_What the task asks:_
List each line of the data that holds the string "XAUAUD", please.

************

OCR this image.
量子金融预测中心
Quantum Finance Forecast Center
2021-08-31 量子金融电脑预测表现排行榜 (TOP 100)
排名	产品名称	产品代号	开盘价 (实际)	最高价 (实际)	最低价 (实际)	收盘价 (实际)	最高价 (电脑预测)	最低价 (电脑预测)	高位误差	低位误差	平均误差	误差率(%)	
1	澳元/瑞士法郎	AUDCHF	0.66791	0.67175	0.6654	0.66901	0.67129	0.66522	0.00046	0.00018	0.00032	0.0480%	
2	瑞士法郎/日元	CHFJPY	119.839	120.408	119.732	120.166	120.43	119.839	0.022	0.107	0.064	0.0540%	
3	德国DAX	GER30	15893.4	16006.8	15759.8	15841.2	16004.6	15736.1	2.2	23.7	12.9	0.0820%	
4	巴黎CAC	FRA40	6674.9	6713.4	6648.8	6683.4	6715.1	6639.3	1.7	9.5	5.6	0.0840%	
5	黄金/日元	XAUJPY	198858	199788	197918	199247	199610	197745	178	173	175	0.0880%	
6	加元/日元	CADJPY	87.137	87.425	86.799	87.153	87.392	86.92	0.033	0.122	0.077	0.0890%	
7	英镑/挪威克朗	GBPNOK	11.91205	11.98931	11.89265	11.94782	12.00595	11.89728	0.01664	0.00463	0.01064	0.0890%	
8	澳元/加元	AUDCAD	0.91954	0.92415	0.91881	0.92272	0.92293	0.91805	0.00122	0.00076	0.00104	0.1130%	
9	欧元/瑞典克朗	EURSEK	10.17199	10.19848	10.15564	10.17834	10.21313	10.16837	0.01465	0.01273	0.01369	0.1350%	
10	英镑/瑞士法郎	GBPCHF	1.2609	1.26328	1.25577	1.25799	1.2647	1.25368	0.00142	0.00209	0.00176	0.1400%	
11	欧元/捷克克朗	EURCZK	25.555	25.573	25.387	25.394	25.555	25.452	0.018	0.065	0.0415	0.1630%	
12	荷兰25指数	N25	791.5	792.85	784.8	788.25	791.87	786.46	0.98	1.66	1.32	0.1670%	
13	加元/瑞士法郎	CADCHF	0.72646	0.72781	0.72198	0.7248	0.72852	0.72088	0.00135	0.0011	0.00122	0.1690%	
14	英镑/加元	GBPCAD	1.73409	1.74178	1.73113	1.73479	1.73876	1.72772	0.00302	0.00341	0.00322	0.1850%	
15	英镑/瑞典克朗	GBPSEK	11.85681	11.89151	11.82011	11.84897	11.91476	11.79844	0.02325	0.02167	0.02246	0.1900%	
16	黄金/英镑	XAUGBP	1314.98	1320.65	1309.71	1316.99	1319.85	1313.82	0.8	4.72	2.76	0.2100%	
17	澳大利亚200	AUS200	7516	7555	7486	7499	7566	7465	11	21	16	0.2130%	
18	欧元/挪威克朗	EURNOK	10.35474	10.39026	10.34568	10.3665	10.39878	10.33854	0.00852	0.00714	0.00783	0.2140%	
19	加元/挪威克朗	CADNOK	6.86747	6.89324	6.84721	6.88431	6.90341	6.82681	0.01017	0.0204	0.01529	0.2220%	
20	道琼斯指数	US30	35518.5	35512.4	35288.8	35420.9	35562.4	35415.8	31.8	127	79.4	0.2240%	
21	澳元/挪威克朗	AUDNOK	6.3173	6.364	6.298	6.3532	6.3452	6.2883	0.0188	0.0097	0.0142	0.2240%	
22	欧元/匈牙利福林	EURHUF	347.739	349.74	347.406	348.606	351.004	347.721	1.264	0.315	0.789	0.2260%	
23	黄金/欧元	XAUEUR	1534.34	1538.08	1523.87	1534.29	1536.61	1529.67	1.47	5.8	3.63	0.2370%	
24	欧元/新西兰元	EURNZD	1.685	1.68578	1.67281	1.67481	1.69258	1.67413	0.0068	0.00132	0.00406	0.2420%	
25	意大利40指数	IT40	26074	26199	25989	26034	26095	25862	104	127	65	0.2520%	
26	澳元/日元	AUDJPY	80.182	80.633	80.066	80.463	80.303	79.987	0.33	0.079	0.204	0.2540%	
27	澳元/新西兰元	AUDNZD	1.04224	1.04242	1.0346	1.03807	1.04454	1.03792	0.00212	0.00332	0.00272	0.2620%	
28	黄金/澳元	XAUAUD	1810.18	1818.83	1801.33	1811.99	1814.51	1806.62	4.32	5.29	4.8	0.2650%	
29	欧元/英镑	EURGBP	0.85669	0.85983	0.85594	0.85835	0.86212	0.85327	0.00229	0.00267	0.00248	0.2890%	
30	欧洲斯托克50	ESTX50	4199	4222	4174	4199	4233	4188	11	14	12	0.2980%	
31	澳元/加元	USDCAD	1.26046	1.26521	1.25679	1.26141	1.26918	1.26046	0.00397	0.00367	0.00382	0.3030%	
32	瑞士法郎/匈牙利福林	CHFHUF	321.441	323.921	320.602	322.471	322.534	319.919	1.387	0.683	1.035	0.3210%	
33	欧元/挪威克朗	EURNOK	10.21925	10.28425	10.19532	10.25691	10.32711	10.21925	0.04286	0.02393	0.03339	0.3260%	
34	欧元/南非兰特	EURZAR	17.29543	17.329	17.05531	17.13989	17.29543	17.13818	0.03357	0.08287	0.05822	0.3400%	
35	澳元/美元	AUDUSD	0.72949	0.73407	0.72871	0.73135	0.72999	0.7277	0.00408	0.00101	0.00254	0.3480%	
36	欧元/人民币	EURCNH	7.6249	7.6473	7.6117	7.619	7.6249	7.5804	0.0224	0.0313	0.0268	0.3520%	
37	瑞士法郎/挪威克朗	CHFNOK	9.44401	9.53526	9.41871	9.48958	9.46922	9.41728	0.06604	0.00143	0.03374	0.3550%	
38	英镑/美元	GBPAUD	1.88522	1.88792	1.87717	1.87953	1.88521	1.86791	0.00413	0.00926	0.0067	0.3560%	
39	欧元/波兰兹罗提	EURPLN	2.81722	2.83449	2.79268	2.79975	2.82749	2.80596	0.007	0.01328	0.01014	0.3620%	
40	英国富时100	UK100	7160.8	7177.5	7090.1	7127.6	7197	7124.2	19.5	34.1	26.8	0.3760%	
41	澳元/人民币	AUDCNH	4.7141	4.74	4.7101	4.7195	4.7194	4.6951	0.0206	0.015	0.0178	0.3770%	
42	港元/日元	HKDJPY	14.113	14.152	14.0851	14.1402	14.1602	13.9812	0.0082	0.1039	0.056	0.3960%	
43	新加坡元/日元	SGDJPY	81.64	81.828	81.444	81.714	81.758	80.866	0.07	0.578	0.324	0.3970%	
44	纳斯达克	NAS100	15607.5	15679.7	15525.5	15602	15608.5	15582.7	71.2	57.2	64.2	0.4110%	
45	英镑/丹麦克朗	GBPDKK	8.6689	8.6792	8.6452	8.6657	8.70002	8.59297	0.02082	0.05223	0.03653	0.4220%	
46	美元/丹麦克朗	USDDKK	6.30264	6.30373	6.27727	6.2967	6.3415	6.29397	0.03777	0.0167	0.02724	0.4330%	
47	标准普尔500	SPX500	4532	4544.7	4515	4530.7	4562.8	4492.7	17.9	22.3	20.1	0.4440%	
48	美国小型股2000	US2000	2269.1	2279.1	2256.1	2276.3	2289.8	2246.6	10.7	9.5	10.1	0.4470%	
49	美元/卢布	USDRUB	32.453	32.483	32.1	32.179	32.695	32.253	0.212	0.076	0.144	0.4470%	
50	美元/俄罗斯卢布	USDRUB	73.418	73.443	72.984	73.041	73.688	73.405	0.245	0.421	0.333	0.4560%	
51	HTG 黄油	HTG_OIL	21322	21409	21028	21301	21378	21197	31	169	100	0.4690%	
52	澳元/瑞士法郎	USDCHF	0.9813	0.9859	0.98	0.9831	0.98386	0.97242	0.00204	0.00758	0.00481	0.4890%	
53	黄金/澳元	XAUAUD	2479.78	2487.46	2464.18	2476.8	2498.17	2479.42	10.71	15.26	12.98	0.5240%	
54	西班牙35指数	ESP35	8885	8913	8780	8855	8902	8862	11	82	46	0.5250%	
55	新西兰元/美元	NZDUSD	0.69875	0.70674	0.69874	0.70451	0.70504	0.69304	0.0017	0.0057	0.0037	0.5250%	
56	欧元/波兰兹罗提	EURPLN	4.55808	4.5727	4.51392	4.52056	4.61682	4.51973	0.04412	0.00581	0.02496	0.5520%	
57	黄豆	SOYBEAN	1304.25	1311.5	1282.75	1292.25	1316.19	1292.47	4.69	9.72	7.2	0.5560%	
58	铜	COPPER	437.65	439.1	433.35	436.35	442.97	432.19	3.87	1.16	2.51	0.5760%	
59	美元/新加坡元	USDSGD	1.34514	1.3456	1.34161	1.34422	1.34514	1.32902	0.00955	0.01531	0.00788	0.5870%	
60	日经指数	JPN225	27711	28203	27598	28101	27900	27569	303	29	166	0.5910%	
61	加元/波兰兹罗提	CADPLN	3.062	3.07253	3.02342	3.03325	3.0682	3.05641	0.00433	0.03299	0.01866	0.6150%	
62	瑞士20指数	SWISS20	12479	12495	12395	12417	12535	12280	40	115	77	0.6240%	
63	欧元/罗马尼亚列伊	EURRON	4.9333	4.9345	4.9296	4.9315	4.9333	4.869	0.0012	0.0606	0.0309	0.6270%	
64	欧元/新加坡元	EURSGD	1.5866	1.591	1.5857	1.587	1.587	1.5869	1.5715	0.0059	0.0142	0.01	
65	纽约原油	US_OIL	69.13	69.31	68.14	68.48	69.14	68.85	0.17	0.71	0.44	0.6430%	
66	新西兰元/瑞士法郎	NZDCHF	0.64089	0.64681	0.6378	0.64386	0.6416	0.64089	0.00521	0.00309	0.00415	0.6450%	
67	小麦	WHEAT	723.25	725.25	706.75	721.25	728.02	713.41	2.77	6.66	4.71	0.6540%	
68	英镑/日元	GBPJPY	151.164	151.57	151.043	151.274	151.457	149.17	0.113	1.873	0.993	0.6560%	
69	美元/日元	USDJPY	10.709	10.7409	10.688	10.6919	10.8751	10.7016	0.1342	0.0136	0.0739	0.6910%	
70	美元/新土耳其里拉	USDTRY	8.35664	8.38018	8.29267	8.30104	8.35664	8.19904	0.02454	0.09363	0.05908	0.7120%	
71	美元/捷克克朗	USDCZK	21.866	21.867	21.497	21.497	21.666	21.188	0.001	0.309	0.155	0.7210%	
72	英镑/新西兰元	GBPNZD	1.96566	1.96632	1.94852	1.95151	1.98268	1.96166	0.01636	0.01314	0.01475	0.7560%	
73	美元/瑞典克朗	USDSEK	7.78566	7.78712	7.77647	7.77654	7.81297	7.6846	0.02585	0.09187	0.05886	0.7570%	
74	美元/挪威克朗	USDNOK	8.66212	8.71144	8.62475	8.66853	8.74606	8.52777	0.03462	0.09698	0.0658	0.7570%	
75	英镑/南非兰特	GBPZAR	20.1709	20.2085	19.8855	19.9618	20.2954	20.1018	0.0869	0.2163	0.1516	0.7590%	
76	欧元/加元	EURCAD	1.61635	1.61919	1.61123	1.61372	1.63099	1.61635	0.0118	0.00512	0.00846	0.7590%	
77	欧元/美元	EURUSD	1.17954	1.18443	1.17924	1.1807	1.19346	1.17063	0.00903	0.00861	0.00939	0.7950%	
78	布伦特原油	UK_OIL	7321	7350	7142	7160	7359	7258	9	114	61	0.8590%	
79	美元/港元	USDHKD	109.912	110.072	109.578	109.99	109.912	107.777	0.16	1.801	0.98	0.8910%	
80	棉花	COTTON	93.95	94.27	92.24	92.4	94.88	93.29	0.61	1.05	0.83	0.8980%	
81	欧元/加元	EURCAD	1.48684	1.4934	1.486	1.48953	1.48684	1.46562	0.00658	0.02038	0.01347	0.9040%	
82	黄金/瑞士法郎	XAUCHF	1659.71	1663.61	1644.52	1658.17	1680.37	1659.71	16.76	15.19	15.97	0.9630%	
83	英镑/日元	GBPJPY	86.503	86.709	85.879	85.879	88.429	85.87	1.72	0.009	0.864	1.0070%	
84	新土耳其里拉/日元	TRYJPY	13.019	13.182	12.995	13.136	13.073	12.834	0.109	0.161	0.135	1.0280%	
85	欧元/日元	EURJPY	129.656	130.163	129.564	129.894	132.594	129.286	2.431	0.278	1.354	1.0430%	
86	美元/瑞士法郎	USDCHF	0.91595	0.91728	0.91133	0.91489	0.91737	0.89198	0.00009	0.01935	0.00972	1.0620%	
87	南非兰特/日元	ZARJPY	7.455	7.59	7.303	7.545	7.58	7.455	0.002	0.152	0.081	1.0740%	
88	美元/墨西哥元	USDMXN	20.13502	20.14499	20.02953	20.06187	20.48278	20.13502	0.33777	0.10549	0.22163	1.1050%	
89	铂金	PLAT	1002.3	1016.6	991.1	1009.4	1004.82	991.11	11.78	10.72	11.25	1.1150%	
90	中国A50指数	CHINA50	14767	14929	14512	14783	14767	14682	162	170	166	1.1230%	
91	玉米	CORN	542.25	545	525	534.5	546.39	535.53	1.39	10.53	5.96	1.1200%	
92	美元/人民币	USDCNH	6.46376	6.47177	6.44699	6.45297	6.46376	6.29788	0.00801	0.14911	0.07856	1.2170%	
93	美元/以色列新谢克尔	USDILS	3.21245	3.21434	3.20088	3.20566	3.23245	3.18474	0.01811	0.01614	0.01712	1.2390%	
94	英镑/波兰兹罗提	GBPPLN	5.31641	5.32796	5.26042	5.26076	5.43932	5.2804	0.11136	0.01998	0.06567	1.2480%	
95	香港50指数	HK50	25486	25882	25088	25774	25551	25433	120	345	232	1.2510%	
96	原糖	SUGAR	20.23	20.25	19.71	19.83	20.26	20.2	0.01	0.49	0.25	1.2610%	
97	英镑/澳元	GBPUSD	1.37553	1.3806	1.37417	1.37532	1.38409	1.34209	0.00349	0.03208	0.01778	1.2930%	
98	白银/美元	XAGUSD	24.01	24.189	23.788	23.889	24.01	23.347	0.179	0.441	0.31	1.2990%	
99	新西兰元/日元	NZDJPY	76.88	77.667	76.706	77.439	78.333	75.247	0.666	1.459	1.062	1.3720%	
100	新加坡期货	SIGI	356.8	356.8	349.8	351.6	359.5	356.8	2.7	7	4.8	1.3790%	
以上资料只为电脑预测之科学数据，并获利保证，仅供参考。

************

_Exercise result:_
28	黄金/澳元	XAUAUD	1810.18	1818.83	1801.33	1811.99	1814.51	1806.62	4.32	5.29	4.8	0.2650%	
53	黄金/澳元	XAUAUD	2479.78	2487.46	2464.18	2476.8	2498.17	2479.42	10.71	15.26	12.98	0.5240%	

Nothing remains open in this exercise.